=== Document ===
○ ○ ○ ○
A strange and self-destructive consensus seems to have developed among many Tory MPs. Theresa May must go, because she is useless at fighting elections, but not until after Brexit. Let her complete the task of making a total and utter mess of Brexit, the most important national opportunity for decades. Then replace her and start preparing to answer to the electorate for her failure.
The logic is, I admit, a little hard to follow. A rabbit facing headlights must feel much the same.
This is a critical time for the success or failure of Brexit. Critical decisions are coming soon: whether to stay in the single market and customs union, both of which were rejected over a year ago; whether to give away our best negotiating card, the exit fee, in exchange for nothing more than a vague promise of a future trade deal; and whether we can persuade the EU to give us the vassal state transition May herself asked for.
On current form, these decisions will be made by the EU and forced upon us. The pattern is for them to lay down the law; for us to protest and put forward proposals, rejected as “unsatisfactory” and for us to “revise” them until they are what the EU originally demanded. Not a single concession has been made by the EU at any stage.
○ ○ ○ ○
=== Data excerpt ===
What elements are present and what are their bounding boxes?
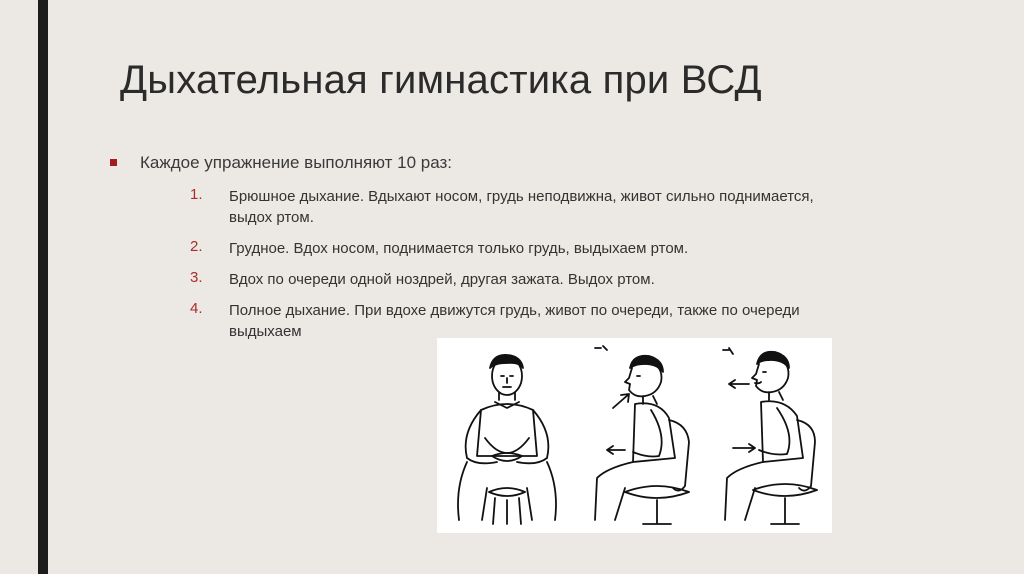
○ ○ ○ ○
=== The tasks ===
a: List the critical decisions that the Brexit commentary says are coming soon.
b: Summarize the Brexit commentary in two sentences.
c: According to the Brexit commentary, how many concessions has the EU made at any stage?

=== Final answers ===
a:
- Whether to stay in the single market and customs union, both of which were rejected over a year ago.
- Whether to give away the exit fee, called the best negotiating card, in exchange for only a vague promise of a future trade deal.
- Whether the EU can be persuaded to grant the vassal state transition that May herself asked for.

b: Many Tory MPs seem to agree that Theresa May must go because she is useless at fighting elections, but only after she has finished making a mess of Brexit. The commentary also says that critical Brexit decisions are coming soon and that, on current form, the EU will make them and force them on Britain without having made a single concession.

c: Not a single one.